::: Texto selecionado

O espanhol Carlos Campano se despediu das competições no Brasil e se prepara para um novo recomeço, mas antes de partir, ele foi homenageado ao final do Brasileiro de Motocross, em setembro, na última etapa, em Rio Fortuna (SC), pelos fãs brasileiros, pilotos, companheiros e equipe. E a Confederação Brasileira de Motociclismo decidiu eternizar o número 115 em agradecimento à sua importante influência no esporte nacional.
Helio Ninomiya, diretor executivo de Marketing, Planejamento e Treinamento da Yamaha do Brasil, ressaltou a importância da homenagem e reforçou o agradecimento ao piloto. “Ficamos felizes com esta justa homenagem. O Campano fez história no Brasileiro de Motocross e merece ser eternizado. Este tipo de atitude valoriza o atleta, enobrece o esporte, confirma uma trajetória de sucesso. Agradecemos à CBM pela eternização do 115 e mais uma vez parabenizamos nosso piloto Carlos Campano por sua história de conquistas e, acima de tudo, seu caráter, sua conduta dentro e fora das pistas”, salientou o executivo.
Não poderíamos deixar de dedicar um espaço especial para este importante piloto que teve um crucial papel no desenvolvimento do esporte nacional. Conversamos com o Campano sobre seus primeiros anos no Brasil, sobre suas conquistas e para sabermos o que pretende fazer a partir de agora. Acompanhe nosso bate-papo especial com o estrangeiro que marcou seu nome no esporte nacional, que desde sua primeira participação no Campeonato Brasileiro de Motocross praticamente conquistou o título ou foi vice-campeão na principal categoria.
DA – Você começou a competir no Brasil a partir de 2012, depois de conquistar inúmeros títulos na Espanha e participar no Mundial de Motocross, inclusive conquistando o título da MX3. Como foi vencer o Mundial?
CAMPANO – Na verdade, eu já estava competindo no Mundial e, em determinado momento, resolvi competir com minha própria equipe, a mesma que competia na Espanha. Para isso, a equipe precisava ser aprovada pelos organizadores, como é o regulamento, mas a permissão estava demorando e então decidi competir na MX3, para não perder tempo. Isso mudou muito a minha carreira, pois conseguimos vencer. Foram muitas etapas e mesmo assim conquistamos o título, que foi fundamental para a minha carreira como piloto profissional. Tanto que no ano seguinte eu acabei sendo convidado para substituir o David Philippaerts na equipe oficial da Yamaha, ocasião que também foi fundamental para a minha carreira, pois competi com uma motocicleta oficial, bem diferente de uma privada, que tem poucas armas para brigar por vitórias.

O que lhe levou a abandonar tudo e iniciar uma carreira no Brasil?

::::::
::: Material fornecido

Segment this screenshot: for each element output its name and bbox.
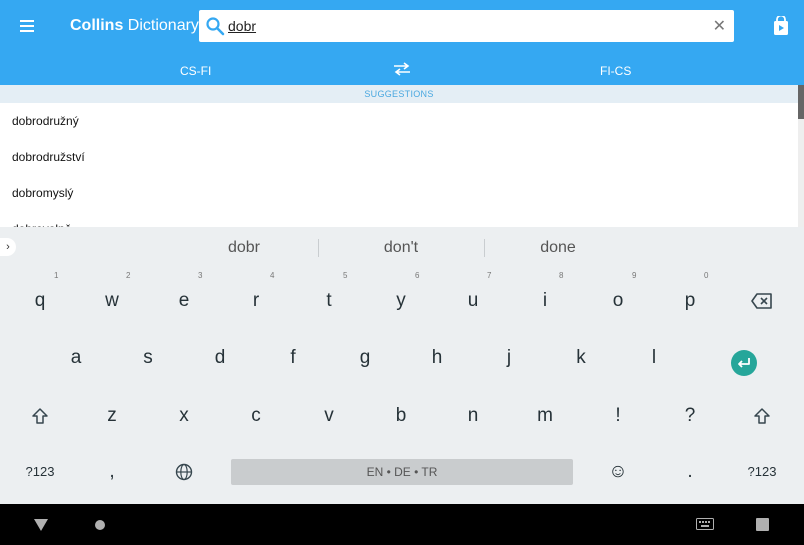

::::::

== Desafio 1 ==
Liste todas as pessoas mencionadas pelo nome no texto sobre Carlos Campano.
== Desafio 2 ==
Retome o texto sobre Carlos Campano e dê continuidade a ele a partir da última frase apresentada.

== Resposta 1 ==
Carlos Campano, Helio Ninomiya e David Philippaerts.

== Resposta 2 ==
Fazer aquelas etapas com a moto oficial da Yamaha me permitiu conquistar grandes resultados, como o pódio, consegui disputar as primeiras posições e a liderança de provas. Ao retornar para a moto privada, dando o máximo, 100%, ficou complicado conquistar bons resultados e pontos no campeonato. Falei para o meu pai que se não conseguisse uma moto oficial, iria procurar um campeonato nacional forte, pois você se arrisca muito, tem muito trabalho, mas não tem as ferramentas necessárias para brigar por melhores resultados. Assim, é melhor competir fora do Mundial. Foi o que fiz.
Você chegou ao Brasil para fazer parte da equipe oficial da Yamaha. Foi difícil se acostumar com o campeonato brasileiro e nossas pistas? Quais foram suas maiores dificuldades no início da sua carreira no Brasil?
Como esperado, foi uma mudança brusca. Também na mentalidade e na experiência da equipe Yamaha. Na Europa eu me preocupava em treinar e correr; aqui o projeto era construir uma equipe. Era um grupo pequeno, mas com muita vontade de evoluir. Você tem que se dedicar para ser competitivo. Por outro lado, foi fácil porque gostei muito do clima e a região que fiquei se parecia com a da minha casa, na Espanha. Gostei muito das pessoas e nessa época as pistas eram similares às do Mundial. Adorei competir na equipe.
Quais são as diferenças entre o Campeonato Espanhol e o Brasileiro?
Atualmente, o espanhol é muito organizado, você tem um calendário que nunca vai mudar, que mantém sua programação. Tipo sai o calendário espanhol e praticamente no mesmo dia já tenho hotel, avião e tudo o que é preciso. É muito mais fácil se organizar. Outro fator importante no Espanhol são as pistas, que em grande parte são tradicionais no evento, quase sempre você compete nas mesmas pistas, apenas uma ou outra são novas. São pistas tradicionais muito bem preparadas porque recebem competições há muitos anos. No Brasil, infelizmente, nos últimos anos as provas vem mudando, com o calendário apresentando locais incertos. O Espanhol está mais organizado e o Brasileiro não tem padrão. Sinto saudade daquelas primeiras pistas que conheci, como a de Canelinha (SC).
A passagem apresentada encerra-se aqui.